*Aim*. Without altering anything, repeat each of the records.

*Given entries*.
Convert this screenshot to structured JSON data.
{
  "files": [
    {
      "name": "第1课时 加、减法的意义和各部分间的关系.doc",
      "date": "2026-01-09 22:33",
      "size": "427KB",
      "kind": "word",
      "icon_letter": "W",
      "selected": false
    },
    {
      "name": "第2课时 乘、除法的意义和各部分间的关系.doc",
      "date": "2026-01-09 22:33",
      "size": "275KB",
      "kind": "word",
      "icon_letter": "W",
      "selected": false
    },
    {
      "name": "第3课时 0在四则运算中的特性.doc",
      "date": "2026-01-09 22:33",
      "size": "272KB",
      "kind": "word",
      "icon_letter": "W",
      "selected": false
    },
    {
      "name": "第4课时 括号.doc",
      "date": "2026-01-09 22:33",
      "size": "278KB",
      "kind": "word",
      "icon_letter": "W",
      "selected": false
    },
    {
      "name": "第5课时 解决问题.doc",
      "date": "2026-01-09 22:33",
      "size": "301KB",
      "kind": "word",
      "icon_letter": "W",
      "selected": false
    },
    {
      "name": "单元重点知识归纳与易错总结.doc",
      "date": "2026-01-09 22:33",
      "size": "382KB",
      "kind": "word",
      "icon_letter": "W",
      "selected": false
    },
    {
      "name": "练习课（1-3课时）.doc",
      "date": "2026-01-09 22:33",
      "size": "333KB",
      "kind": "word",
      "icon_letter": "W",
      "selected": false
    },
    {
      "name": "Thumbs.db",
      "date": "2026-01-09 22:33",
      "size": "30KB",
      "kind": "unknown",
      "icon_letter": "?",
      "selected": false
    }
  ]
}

*Solution to the exercise*.
Convert this screenshot to structured JSON data.
{
  "files": [
    {
      "name": "第1课时 加、减法的意义和各部分间的关系.doc",
      "date": "2026-01-09 22:33",
      "size": "427KB",
      "kind": "word",
      "icon_letter": "W",
      "selected": false
    },
    {
      "name": "第2课时 乘、除法的意义和各部分间的关系.doc",
      "date": "2026-01-09 22:33",
      "size": "275KB",
      "kind": "word",
      "icon_letter": "W",
      "selected": false
    },
    {
      "name": "第3课时 0在四则运算中的特性.doc",
      "date": "2026-01-09 22:33",
      "size": "272KB",
      "kind": "word",
      "icon_letter": "W",
      "selected": false
    },
    {
      "name": "第4课时 括号.doc",
      "date": "2026-01-09 22:33",
      "size": "278KB",
      "kind": "word",
      "icon_letter": "W",
      "selected": false
    },
    {
      "name": "第5课时 解决问题.doc",
      "date": "2026-01-09 22:33",
      "size": "301KB",
      "kind": "word",
      "icon_letter": "W",
      "selected": false
    },
    {
      "name": "单元重点知识归纳与易错总结.doc",
      "date": "2026-01-09 22:33",
      "size": "382KB",
      "kind": "word",
      "icon_letter": "W",
      "selected": false
    },
    {
      "name": "练习课（1-3课时）.doc",
      "date": "2026-01-09 22:33",
      "size": "333KB",
      "kind": "word",
      "icon_letter": "W",
      "selected": false
    },
    {
      "name": "Thumbs.db",
      "date": "2026-01-09 22:33",
      "size": "30KB",
      "kind": "unknown",
      "icon_letter": "?",
      "selected": false
    }
  ]
}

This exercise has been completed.